/---

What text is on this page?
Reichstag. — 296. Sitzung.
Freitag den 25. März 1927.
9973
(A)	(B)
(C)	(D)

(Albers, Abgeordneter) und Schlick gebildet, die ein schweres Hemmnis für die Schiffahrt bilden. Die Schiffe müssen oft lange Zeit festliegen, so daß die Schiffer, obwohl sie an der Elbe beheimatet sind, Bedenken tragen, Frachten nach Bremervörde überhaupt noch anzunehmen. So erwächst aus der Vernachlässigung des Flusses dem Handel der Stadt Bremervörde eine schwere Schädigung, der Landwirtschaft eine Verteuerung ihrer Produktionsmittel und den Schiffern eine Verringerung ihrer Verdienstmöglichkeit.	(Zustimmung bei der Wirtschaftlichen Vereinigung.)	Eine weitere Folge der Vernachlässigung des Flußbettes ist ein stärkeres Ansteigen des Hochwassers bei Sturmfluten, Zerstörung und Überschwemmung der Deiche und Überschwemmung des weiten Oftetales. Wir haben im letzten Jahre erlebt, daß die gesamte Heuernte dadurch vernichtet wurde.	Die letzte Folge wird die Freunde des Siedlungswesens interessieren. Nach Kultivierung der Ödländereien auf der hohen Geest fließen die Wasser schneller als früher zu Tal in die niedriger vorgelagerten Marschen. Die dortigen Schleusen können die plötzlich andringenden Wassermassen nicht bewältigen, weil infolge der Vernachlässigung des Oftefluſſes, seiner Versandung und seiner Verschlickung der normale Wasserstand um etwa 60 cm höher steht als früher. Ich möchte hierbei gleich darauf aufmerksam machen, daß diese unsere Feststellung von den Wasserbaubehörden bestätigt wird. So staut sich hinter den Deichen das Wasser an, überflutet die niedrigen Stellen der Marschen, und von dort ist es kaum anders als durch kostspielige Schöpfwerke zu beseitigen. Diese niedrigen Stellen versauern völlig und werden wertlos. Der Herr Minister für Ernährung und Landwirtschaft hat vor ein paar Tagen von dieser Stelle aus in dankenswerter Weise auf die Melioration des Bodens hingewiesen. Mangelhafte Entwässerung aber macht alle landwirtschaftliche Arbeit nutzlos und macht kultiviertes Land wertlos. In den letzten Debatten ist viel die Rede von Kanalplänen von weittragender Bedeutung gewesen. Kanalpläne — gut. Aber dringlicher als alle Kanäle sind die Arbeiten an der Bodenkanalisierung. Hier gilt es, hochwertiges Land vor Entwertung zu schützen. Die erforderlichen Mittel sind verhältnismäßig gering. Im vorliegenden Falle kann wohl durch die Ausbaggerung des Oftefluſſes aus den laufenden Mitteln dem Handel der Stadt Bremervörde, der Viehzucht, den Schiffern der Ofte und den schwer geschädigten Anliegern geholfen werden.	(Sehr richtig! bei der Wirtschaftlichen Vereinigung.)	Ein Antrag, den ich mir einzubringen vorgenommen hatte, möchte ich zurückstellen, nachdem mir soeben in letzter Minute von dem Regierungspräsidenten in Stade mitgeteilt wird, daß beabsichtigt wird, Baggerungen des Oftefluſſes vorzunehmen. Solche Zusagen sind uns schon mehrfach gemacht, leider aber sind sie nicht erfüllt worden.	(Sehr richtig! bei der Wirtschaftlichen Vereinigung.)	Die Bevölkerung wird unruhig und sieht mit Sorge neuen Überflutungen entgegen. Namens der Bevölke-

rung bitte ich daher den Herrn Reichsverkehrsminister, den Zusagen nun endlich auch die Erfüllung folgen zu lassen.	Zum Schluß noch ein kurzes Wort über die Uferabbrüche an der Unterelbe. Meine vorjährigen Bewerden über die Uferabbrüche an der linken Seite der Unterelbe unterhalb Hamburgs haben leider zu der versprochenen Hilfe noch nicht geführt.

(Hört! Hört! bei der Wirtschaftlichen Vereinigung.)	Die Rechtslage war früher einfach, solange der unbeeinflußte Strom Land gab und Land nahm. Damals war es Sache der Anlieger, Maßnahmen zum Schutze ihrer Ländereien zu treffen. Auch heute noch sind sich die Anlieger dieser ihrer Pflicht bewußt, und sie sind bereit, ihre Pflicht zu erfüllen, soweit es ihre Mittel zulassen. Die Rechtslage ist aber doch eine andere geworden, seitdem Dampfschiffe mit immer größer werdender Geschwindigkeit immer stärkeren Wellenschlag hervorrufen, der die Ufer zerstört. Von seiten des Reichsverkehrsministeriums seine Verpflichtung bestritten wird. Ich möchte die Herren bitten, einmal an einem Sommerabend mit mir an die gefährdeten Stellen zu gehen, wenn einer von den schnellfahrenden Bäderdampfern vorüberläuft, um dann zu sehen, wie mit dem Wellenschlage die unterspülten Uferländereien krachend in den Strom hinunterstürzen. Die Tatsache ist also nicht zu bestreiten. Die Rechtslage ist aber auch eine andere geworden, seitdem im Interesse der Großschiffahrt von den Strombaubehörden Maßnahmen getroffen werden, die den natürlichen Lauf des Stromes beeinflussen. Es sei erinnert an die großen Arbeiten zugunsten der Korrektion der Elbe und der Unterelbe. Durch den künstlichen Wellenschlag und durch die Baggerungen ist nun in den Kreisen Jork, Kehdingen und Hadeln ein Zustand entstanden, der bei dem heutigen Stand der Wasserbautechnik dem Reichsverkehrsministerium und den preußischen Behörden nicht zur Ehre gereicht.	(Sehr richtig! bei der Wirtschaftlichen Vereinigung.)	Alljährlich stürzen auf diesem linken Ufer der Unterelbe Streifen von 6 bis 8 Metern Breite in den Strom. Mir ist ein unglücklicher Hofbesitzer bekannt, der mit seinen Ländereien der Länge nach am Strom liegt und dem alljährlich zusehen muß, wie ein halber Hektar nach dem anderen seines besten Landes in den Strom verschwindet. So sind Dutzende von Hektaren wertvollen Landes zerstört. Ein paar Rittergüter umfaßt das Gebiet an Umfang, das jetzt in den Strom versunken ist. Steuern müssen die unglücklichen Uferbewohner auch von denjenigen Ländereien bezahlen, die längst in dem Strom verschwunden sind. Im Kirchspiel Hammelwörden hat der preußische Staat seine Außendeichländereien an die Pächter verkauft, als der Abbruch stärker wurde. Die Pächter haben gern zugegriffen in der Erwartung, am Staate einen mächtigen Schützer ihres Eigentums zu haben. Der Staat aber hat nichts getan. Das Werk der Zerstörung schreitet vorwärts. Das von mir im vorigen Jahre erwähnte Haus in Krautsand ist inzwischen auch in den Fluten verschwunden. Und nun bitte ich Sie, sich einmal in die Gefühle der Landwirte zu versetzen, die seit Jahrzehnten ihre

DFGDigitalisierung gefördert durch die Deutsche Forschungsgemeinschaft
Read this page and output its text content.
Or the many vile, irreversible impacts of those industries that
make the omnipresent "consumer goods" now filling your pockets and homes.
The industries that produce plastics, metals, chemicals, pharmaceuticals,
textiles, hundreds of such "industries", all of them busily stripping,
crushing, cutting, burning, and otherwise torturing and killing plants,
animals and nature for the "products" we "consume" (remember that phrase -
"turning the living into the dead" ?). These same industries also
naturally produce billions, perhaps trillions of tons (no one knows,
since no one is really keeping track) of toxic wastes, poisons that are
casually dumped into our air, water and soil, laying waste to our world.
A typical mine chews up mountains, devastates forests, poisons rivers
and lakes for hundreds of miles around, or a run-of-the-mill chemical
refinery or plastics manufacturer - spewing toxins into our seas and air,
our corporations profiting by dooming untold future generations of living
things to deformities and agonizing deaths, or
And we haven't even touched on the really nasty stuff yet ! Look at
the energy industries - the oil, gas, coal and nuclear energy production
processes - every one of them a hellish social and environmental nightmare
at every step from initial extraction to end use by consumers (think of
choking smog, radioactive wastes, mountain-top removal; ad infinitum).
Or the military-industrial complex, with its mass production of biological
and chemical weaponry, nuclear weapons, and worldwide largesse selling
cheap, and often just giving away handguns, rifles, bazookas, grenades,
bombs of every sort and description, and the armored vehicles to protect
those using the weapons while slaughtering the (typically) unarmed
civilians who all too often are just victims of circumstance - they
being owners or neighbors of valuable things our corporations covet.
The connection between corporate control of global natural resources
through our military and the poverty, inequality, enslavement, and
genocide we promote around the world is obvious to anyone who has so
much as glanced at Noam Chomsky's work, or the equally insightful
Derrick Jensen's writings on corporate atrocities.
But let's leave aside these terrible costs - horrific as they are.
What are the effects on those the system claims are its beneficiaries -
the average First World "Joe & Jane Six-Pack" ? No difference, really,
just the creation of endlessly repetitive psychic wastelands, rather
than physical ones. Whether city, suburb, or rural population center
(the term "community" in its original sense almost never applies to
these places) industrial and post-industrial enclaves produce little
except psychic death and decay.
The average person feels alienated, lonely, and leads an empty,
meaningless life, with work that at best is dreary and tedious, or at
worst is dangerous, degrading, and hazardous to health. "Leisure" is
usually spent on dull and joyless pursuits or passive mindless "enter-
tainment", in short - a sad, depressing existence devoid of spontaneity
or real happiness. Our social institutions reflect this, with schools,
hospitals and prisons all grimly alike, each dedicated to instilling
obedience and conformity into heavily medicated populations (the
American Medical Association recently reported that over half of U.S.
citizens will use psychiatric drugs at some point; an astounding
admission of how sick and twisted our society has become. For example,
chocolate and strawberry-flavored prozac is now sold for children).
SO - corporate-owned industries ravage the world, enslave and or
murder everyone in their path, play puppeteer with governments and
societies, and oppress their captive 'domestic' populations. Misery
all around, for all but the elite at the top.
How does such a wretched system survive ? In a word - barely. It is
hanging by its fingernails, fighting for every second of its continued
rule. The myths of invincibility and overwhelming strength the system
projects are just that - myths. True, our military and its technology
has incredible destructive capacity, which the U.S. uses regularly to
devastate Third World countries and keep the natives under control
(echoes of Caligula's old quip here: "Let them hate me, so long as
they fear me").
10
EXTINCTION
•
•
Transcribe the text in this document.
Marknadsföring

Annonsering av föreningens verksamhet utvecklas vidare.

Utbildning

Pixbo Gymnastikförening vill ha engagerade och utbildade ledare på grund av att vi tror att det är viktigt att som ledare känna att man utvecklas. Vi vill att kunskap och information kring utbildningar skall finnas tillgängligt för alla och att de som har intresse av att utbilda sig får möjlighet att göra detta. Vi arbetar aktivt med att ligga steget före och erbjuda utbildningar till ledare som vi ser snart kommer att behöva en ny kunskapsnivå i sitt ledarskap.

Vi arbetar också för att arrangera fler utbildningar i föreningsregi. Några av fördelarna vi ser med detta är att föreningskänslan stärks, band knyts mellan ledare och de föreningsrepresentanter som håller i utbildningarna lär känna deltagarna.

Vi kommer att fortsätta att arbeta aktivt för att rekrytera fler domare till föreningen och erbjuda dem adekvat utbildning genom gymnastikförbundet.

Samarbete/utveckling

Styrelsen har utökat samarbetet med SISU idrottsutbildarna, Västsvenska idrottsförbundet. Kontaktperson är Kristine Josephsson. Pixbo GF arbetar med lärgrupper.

\---

**TASK BRIEF**
Filter the listing for the word "often" and copy each line that has it.

**SOLVED PROBLEM**
cheap, and often just giving away handguns, rifles, bazookas, grenades,
civilians who all too often are just victims of circumstance - they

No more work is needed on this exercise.